### GOAL
Identify each line containing the word "this" and copy it.

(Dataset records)
§

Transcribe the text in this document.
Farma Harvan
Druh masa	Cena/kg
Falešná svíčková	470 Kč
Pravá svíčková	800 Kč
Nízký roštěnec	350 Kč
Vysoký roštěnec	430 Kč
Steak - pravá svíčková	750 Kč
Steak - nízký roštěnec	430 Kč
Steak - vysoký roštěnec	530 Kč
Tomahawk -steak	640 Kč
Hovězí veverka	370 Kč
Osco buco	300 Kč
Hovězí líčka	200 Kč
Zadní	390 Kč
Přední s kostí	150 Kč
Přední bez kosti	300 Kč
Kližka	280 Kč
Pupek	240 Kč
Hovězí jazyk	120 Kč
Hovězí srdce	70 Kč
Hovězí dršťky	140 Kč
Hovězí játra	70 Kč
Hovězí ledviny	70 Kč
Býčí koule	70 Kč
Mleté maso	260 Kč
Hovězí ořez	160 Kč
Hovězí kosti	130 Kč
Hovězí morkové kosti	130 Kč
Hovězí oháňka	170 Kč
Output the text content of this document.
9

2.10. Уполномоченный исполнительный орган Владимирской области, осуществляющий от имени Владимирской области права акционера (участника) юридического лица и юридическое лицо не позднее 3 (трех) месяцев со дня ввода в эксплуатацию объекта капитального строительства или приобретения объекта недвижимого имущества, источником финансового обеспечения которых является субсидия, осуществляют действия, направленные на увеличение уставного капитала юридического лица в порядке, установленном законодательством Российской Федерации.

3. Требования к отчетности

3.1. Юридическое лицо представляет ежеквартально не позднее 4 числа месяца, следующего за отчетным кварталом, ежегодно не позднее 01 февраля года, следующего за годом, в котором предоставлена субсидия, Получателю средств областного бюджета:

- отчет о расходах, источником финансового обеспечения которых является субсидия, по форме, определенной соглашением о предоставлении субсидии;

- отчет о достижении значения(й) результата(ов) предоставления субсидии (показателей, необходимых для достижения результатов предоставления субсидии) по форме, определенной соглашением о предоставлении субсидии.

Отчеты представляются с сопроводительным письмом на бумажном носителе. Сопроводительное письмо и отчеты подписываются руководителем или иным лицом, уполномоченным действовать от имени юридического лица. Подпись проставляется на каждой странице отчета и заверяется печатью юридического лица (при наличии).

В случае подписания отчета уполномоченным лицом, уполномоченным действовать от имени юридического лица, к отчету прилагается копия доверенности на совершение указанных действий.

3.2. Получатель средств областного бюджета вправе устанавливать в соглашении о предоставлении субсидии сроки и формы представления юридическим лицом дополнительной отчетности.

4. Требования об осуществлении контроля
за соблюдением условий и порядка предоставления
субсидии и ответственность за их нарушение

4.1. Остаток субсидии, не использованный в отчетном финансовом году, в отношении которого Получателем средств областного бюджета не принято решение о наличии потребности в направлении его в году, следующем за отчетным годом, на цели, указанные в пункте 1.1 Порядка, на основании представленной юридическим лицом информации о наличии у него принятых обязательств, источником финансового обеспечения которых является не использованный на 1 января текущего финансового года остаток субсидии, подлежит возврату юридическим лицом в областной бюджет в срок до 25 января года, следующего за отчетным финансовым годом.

§

### EXPECTED OUTPUT
Transcribe the text in this document.
Output the text content of this document.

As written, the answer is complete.